Go through the records and show each line where the word "address" occurs.

• _DATA ROWS_
————

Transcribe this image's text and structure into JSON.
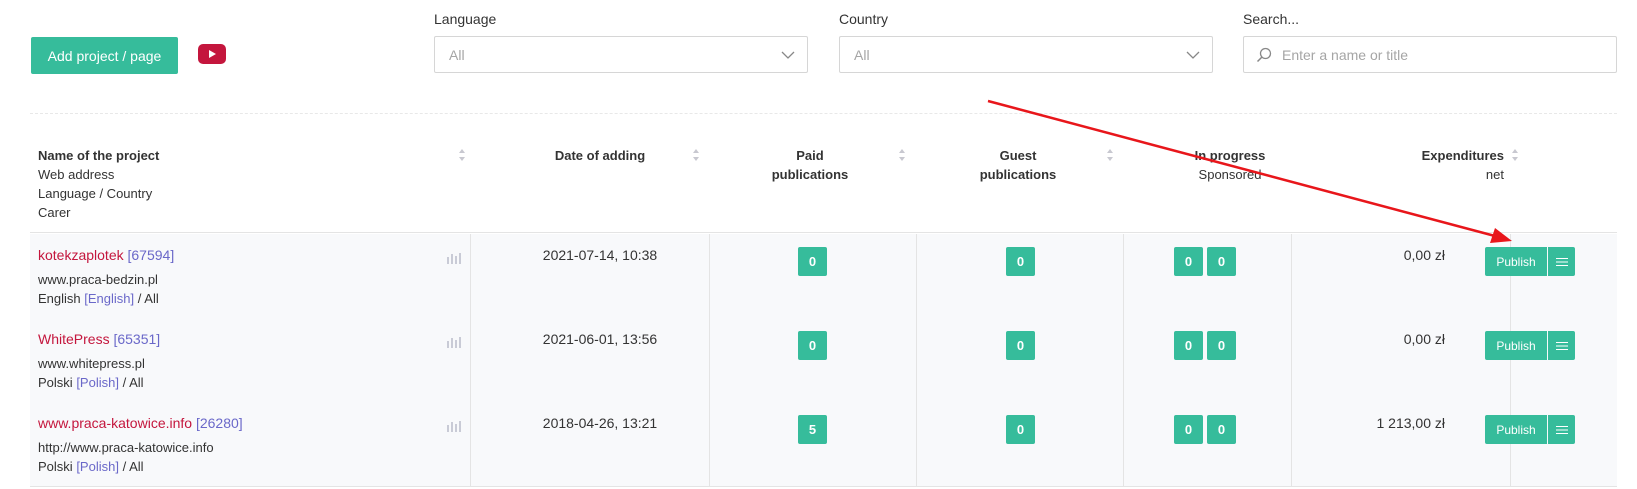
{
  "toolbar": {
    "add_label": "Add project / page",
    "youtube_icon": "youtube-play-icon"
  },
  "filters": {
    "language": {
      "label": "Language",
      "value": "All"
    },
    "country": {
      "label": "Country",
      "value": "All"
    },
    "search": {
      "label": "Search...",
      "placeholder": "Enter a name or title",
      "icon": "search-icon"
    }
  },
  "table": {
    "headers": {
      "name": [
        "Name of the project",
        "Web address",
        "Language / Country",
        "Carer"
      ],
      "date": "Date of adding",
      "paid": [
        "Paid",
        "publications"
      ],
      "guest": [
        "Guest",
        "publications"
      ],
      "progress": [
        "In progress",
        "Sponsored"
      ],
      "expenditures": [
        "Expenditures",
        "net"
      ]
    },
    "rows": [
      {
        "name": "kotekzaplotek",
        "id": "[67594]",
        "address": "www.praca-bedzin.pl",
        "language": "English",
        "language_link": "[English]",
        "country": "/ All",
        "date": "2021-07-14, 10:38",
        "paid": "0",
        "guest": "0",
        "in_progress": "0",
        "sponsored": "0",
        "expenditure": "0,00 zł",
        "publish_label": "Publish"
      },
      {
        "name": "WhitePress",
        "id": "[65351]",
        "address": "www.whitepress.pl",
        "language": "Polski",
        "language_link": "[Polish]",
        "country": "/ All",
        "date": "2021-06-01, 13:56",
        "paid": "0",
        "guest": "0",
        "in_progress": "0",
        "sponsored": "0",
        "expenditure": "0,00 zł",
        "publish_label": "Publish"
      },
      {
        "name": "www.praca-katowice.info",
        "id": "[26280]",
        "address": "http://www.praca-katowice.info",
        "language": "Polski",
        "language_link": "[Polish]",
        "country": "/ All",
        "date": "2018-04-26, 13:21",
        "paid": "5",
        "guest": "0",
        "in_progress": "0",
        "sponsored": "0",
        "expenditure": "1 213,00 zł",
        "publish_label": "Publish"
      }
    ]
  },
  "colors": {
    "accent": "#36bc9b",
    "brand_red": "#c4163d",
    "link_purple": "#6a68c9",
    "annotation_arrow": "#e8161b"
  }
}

————

• _ANSWER TO THE TASK_
        "Web address",
        "address": "www.praca-bedzin.pl",
        "address": "www.whitepress.pl",
        "address": "http://www.praca-katowice.info",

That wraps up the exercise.